**PAGE EXCERPT**:
● ● ● ● ●

“Know how to solve every problem that has been solved.” “What I cannot create, I do not understand.” — Richard Feynman

Branch Prediction Experiments

What You'll Learn

How to measure branch prediction effects
The performance difference between predictable and unpredictable branches
Why sorted data can be faster than unsorted data
How speculation and pipeline flushes affect performance

Mental Model

By comparing code with predictable branches vs unpredictable branches, we can measure the cost of mispredictions. The difference in runtime reveals how much the CPU is paying for wrong guesses.

Experiment 1: Always-Taken Branch

This branch is always taken—completely predictable:

#include <chrono>
#include <iostream>
#include <vector>

using Clock = std::chrono::high_resolution_clock;
using Duration = std::chrono::nanoseconds;

int main() {
    std::vector<int> data(100000, 1);
    volatile int sum = 0;
    const int iterations = 1000;
    
    auto start = Clock::now();
    for (int iter = 0; iter < iterations; ++iter) {
        for (size_t i = 0; i < data.size(); ++i) {
            if (data[i] > 0) {  // Always true!
                sum += data[i];
            }
        }
    }
    auto end = Clock::now();
    
    auto elapsed = std::chrono::duration_cast<Duration>(end - start);
    double ns_per_element = static_cast<double>(elapsed.count()) / 
                           (iterations * data.size());
    
    std::cout << "Always-taken: " << ns_per_element << " ns/element\n";
    return 0;
}

Experiment 2: Always-Not-Taken Branch

// Same structure, but branch is never taken
std::vector<int> data(100000, -1);
for (size_t i = 0; i < data.size(); ++i) {
    if (data[i] > 0) {  // Always false!
        sum += data[i];
    }
}

Experiment 3: Random Branch

#include <random>

std::vector<int> data(100000);
std::random_device rd;
std::mt19937 gen(rd());
std::uniform_int_distribution<> dis(0, 1);

for (size_t i = 0; i < data.size(); ++i) {
    data[i] = dis(gen);  // Random 0 or 1
}

// Now the branch is unpredictable
for (size_t i = 0; i < data.size(); ++i) {
    if (data[i] > 0) {  // 50/50 probability
        sum += data[i];
    }
}

Experiment 4: Sorted vs Unsorted (Classic)

This is the classic branch prediction demonstration:

#include <algorithm>
#include <random>

// Unsorted data
std::vector<int> unsorted(100000);
std::iota(unsorted.begin(), unsorted.end(), 0);
std::shuffle(unsorted.begin(), unsorted.end(), std::mt19937{});

// Sorted data
std::vector<int> sorted(100000);
std::iota(sorted.begin(), sorted.end(), 0);
// Already sorted

// Measure both
volatile int sum = 0;
const int threshold = 50000;

// Unsorted version
auto start = Clock::now();
for (int iter = 0; iter < iterations; ++iter) {
    for (int val : unsorted) {
        if (val < threshold) {  // Unpredictable!

● ● ● ● ●

**SHORT TASK**: According to the branch prediction page, what reveals how much the CPU is paying for wrong guesses?

● ● ● ● ●

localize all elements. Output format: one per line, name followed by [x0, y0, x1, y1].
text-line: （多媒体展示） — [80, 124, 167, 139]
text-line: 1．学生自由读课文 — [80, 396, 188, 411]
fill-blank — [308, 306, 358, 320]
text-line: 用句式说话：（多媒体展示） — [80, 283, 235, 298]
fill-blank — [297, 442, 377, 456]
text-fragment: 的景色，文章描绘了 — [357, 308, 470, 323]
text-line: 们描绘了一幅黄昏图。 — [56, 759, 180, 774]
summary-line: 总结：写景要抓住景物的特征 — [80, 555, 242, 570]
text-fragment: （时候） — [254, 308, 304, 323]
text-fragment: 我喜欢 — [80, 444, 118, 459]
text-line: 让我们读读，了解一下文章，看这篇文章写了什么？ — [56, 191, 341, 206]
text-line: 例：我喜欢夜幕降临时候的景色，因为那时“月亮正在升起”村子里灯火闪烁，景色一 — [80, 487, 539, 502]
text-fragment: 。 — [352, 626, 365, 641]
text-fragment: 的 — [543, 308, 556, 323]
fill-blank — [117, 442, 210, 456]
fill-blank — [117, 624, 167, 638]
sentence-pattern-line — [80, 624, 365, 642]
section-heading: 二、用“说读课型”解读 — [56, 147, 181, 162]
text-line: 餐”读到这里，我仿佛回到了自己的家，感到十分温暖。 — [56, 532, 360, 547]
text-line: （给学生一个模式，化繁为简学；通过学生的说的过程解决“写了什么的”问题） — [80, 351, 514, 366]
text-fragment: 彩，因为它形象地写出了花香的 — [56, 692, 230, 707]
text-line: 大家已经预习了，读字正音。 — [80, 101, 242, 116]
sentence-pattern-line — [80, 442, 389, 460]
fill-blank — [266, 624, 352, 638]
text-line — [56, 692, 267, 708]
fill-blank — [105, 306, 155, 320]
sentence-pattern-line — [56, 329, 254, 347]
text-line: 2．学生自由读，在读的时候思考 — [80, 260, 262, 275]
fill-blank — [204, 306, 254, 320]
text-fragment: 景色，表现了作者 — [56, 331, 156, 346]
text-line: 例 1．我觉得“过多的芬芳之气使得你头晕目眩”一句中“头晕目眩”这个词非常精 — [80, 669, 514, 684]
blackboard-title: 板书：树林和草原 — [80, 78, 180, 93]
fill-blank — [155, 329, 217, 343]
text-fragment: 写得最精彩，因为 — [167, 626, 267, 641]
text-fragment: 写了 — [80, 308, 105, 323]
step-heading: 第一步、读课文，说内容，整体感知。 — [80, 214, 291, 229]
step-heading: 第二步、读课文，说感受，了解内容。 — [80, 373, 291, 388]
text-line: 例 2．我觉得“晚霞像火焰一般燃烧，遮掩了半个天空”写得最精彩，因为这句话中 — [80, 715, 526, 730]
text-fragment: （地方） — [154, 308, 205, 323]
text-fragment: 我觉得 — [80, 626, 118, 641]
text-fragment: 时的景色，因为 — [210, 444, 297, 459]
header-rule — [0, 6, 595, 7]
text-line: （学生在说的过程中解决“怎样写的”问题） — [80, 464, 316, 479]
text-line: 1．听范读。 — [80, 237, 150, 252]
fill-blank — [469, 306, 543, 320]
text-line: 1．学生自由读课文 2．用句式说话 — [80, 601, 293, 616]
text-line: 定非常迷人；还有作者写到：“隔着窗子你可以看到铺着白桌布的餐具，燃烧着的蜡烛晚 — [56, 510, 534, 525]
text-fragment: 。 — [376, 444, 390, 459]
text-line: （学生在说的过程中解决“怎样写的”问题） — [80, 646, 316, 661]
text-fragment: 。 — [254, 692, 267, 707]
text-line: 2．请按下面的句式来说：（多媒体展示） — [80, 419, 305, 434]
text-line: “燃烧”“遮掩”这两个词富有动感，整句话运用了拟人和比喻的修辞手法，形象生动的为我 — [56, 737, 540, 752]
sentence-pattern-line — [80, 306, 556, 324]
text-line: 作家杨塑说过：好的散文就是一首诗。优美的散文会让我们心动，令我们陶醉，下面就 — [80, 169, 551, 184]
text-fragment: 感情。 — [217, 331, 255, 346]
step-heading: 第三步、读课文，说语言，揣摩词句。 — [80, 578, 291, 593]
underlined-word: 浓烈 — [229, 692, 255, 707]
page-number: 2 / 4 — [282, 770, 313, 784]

● ● ● ● ●

**COMPLETED TASK**: The difference in runtime between code with predictable branches and code with unpredictable branches.